> Your instructions
Out of all the lines below, count those with the word "kepada". Give the number only.

> Exercise data
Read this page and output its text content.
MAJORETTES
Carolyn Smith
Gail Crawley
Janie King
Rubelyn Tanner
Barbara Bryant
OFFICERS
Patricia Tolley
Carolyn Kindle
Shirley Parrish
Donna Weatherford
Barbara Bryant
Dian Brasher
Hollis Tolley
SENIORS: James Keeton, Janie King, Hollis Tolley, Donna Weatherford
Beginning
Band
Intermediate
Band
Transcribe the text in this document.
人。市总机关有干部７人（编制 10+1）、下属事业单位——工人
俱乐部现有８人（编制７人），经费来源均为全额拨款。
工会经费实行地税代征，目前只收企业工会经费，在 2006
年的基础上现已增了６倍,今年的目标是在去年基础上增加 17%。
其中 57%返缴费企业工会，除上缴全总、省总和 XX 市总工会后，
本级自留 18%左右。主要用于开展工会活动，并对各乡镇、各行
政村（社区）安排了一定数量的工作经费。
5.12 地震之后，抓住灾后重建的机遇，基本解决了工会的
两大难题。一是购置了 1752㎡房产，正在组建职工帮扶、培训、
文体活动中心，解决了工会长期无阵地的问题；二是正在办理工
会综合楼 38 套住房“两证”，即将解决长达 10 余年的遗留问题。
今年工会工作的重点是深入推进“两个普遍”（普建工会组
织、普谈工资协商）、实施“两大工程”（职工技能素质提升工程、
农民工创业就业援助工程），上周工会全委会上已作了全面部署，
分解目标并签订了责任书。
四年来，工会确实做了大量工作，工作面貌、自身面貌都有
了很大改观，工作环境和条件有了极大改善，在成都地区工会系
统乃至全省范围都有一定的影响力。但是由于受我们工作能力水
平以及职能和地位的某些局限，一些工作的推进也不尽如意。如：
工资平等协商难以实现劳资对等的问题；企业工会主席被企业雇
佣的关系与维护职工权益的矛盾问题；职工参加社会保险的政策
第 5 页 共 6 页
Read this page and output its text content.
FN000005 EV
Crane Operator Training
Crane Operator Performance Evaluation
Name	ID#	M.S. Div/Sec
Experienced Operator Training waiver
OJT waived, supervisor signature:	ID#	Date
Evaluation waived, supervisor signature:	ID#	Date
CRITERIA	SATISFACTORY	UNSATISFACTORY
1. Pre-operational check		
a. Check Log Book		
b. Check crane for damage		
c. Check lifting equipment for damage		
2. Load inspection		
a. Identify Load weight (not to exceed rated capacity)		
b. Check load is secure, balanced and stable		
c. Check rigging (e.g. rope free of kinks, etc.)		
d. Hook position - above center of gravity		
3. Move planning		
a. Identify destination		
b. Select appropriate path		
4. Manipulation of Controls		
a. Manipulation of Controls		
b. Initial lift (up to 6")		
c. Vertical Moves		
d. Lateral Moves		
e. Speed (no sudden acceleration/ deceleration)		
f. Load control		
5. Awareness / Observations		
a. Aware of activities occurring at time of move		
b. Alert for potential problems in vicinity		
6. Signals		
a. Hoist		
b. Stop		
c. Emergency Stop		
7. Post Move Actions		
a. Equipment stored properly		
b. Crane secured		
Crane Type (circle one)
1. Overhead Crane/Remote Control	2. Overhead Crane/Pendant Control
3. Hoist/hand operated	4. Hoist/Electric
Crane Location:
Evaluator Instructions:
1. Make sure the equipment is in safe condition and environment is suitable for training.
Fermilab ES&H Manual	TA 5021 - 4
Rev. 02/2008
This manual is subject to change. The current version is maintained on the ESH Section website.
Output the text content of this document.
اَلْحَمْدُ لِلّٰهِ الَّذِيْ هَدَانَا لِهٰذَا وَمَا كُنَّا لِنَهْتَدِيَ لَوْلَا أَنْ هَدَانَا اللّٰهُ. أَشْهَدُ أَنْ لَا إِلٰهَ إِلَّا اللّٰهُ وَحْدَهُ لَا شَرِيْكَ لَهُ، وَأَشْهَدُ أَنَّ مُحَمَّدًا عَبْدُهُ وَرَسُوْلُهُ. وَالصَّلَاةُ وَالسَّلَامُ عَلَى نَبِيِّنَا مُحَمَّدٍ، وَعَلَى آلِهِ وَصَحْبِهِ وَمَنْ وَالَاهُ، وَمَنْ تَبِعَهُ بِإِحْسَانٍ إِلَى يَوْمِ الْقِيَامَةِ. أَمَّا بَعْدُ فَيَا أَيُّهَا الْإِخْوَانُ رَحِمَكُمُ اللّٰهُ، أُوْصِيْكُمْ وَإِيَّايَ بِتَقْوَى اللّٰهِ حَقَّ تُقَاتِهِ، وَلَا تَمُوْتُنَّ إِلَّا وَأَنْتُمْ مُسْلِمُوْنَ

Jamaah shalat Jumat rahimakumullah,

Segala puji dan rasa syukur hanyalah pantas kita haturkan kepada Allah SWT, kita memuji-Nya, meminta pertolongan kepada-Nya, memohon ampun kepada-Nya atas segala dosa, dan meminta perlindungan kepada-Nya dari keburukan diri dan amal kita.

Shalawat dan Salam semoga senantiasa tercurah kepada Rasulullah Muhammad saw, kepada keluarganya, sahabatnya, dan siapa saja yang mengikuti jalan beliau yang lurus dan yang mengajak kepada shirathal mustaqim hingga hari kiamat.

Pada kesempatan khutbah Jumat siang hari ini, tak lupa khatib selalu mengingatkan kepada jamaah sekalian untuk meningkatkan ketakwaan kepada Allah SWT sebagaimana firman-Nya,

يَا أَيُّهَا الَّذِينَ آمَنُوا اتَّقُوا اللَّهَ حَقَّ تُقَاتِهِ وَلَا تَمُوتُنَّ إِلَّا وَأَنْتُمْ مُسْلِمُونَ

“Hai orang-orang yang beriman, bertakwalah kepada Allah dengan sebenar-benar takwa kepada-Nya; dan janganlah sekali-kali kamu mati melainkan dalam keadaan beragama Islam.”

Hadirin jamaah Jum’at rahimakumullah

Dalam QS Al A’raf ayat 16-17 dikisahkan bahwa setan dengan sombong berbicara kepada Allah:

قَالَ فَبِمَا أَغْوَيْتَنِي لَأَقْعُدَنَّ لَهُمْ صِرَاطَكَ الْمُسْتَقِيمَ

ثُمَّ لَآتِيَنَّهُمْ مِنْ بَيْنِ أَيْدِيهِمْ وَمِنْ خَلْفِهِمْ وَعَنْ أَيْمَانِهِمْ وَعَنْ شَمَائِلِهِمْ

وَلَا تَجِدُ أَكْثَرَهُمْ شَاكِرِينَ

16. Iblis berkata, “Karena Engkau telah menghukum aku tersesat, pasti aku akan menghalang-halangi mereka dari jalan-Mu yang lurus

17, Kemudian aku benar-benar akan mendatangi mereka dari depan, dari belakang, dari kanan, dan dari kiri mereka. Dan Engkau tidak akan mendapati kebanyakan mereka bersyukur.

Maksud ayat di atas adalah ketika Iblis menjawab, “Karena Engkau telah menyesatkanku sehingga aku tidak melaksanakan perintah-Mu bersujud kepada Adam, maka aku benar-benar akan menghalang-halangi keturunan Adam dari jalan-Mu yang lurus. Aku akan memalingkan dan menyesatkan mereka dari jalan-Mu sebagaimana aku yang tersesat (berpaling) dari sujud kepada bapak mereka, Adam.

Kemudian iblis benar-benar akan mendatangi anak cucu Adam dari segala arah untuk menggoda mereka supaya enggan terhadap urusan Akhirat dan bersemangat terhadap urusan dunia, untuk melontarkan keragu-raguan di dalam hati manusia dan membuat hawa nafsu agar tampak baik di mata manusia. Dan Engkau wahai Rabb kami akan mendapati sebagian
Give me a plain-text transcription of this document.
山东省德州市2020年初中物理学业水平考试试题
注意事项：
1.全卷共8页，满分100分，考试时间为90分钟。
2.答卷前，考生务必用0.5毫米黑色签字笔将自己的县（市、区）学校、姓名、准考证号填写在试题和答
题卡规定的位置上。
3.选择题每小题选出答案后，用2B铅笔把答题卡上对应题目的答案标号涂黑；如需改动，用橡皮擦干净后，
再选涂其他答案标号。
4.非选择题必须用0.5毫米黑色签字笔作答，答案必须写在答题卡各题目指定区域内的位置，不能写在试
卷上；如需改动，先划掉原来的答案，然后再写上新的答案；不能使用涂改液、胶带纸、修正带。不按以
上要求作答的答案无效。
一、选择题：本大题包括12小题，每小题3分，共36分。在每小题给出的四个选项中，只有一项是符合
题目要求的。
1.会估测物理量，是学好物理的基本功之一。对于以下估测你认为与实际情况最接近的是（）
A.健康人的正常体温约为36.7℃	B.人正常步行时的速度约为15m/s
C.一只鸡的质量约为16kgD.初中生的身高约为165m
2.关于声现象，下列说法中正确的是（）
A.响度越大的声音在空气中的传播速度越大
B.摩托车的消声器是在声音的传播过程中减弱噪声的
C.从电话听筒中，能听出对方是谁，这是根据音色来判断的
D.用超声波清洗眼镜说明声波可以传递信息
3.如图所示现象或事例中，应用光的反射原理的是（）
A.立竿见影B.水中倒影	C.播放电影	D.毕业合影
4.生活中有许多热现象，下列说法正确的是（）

> Response to this task
6